Exclude the pictures, then copy all remaining records exactly.

__________

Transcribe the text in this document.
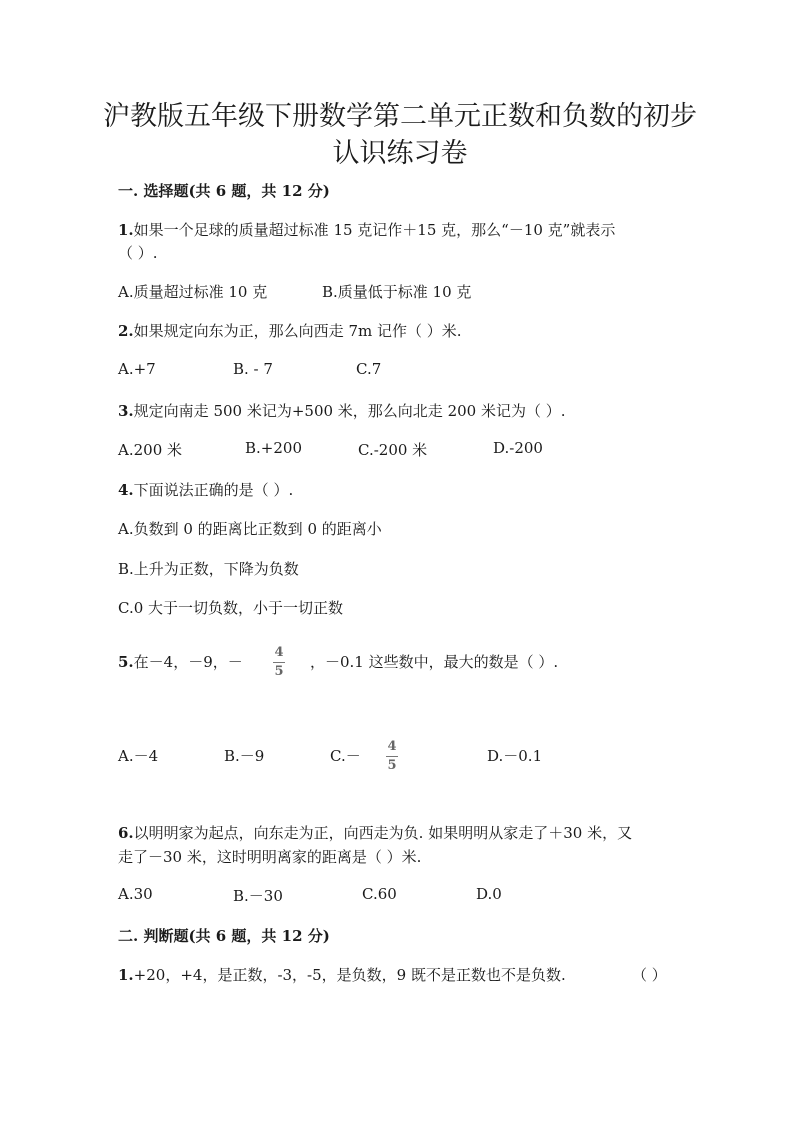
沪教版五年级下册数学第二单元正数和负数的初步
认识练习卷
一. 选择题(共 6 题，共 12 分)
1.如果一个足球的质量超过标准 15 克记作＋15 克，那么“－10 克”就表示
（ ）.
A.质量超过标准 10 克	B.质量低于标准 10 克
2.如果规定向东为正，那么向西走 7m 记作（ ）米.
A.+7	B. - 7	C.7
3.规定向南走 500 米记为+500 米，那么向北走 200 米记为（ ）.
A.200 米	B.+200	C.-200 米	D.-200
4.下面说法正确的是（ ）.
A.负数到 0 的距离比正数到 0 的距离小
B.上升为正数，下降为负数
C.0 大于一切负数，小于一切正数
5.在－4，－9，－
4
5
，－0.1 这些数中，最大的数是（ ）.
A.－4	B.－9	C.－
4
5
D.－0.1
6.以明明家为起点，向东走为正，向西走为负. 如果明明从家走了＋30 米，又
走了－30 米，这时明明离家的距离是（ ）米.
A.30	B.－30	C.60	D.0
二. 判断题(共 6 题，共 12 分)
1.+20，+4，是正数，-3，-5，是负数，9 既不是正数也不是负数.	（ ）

__________

**Exercise output**
Transcribe the text in this document.
沪教版五年级下册数学第二单元正数和负数的初步
认识练习卷
一. 选择题(共 6 题，共 12 分)
1.如果一个足球的质量超过标准 15 克记作＋15 克，那么“－10 克”就表示
（ ）.
A.质量超过标准 10 克	B.质量低于标准 10 克
2.如果规定向东为正，那么向西走 7m 记作（ ）米.
A.+7	B. - 7	C.7
3.规定向南走 500 米记为+500 米，那么向北走 200 米记为（ ）.
A.200 米	B.+200	C.-200 米	D.-200
4.下面说法正确的是（ ）.
A.负数到 0 的距离比正数到 0 的距离小
B.上升为正数，下降为负数
C.0 大于一切负数，小于一切正数
5.在－4，－9，－
4
5
，－0.1 这些数中，最大的数是（ ）.
A.－4	B.－9	C.－
4
5
D.－0.1
6.以明明家为起点，向东走为正，向西走为负. 如果明明从家走了＋30 米，又
走了－30 米，这时明明离家的距离是（ ）米.
A.30	B.－30	C.60	D.0
二. 判断题(共 6 题，共 12 分)
1.+20，+4，是正数，-3，-5，是负数，9 既不是正数也不是负数.	（ ）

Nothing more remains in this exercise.